Repeat the listing in full, exactly as it stands.

--- SUPPLIED RECORDS ---

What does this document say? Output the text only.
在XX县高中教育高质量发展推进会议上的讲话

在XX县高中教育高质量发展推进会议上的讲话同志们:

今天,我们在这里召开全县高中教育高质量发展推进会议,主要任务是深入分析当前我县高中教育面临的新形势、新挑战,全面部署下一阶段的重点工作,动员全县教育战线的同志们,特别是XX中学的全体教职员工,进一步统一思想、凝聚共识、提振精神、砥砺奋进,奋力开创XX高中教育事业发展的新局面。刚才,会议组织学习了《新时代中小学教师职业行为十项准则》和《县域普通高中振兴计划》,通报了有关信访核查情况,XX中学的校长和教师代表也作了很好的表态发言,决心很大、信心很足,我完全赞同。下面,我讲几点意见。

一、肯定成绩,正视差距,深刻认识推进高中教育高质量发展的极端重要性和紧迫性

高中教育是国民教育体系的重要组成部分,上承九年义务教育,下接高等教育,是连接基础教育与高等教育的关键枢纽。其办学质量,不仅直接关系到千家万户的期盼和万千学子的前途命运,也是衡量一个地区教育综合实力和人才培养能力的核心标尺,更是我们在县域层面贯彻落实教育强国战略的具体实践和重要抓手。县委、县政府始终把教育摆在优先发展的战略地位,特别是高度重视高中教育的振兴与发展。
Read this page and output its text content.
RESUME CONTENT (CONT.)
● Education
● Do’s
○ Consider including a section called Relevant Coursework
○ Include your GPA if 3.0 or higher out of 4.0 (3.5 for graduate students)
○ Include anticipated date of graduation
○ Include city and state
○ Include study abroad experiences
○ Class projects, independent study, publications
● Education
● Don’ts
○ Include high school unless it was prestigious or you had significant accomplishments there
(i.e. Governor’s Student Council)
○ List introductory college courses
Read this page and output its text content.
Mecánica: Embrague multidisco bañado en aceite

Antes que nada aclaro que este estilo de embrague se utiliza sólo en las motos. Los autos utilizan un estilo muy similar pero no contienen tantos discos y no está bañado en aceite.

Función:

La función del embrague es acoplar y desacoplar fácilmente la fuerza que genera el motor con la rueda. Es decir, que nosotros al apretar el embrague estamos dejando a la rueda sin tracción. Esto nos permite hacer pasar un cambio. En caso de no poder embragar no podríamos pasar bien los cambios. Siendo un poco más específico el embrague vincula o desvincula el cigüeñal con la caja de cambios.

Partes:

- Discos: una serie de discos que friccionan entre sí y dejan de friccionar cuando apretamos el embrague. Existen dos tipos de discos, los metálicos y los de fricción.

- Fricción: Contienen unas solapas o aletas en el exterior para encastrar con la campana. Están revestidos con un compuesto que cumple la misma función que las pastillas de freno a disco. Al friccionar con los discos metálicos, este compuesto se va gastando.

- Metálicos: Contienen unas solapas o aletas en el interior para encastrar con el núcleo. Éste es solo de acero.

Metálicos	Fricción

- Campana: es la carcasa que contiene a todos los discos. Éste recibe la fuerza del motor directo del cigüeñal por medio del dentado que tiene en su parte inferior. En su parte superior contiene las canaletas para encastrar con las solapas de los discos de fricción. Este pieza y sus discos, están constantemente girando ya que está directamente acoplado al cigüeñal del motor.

---

## FINAL RESULT
What does this document say? Output the text only.
在XX县高中教育高质量发展推进会议上的讲话

在XX县高中教育高质量发展推进会议上的讲话同志们:

今天,我们在这里召开全县高中教育高质量发展推进会议,主要任务是深入分析当前我县高中教育面临的新形势、新挑战,全面部署下一阶段的重点工作,动员全县教育战线的同志们,特别是XX中学的全体教职员工,进一步统一思想、凝聚共识、提振精神、砥砺奋进,奋力开创XX高中教育事业发展的新局面。刚才,会议组织学习了《新时代中小学教师职业行为十项准则》和《县域普通高中振兴计划》,通报了有关信访核查情况,XX中学的校长和教师代表也作了很好的表态发言,决心很大、信心很足,我完全赞同。下面,我讲几点意见。

一、肯定成绩,正视差距,深刻认识推进高中教育高质量发展的极端重要性和紧迫性

高中教育是国民教育体系的重要组成部分,上承九年义务教育,下接高等教育,是连接基础教育与高等教育的关键枢纽。其办学质量,不仅直接关系到千家万户的期盼和万千学子的前途命运,也是衡量一个地区教育综合实力和人才培养能力的核心标尺,更是我们在县域层面贯彻落实教育强国战略的具体实践和重要抓手。县委、县政府始终把教育摆在优先发展的战略地位,特别是高度重视高中教育的振兴与发展。
Read this page and output its text content.
RESUME CONTENT (CONT.)
● Education
● Do’s
○ Consider including a section called Relevant Coursework
○ Include your GPA if 3.0 or higher out of 4.0 (3.5 for graduate students)
○ Include anticipated date of graduation
○ Include city and state
○ Include study abroad experiences
○ Class projects, independent study, publications
● Education
● Don’ts
○ Include high school unless it was prestigious or you had significant accomplishments there
(i.e. Governor’s Student Council)
○ List introductory college courses
Read this page and output its text content.
Mecánica: Embrague multidisco bañado en aceite

Antes que nada aclaro que este estilo de embrague se utiliza sólo en las motos. Los autos utilizan un estilo muy similar pero no contienen tantos discos y no está bañado en aceite.

Función:

La función del embrague es acoplar y desacoplar fácilmente la fuerza que genera el motor con la rueda. Es decir, que nosotros al apretar el embrague estamos dejando a la rueda sin tracción. Esto nos permite hacer pasar un cambio. En caso de no poder embragar no podríamos pasar bien los cambios. Siendo un poco más específico el embrague vincula o desvincula el cigüeñal con la caja de cambios.

Partes:

- Discos: una serie de discos que friccionan entre sí y dejan de friccionar cuando apretamos el embrague. Existen dos tipos de discos, los metálicos y los de fricción.

- Fricción: Contienen unas solapas o aletas en el exterior para encastrar con la campana. Están revestidos con un compuesto que cumple la misma función que las pastillas de freno a disco. Al friccionar con los discos metálicos, este compuesto se va gastando.

- Metálicos: Contienen unas solapas o aletas en el interior para encastrar con el núcleo. Éste es solo de acero.

Metálicos	Fricción

- Campana: es la carcasa que contiene a todos los discos. Éste recibe la fuerza del motor directo del cigüeñal por medio del dentado que tiene en su parte inferior. En su parte superior contiene las canaletas para encastrar con las solapas de los discos de fricción. Este pieza y sus discos, están constantemente girando ya que está directamente acoplado al cigüeñal del motor.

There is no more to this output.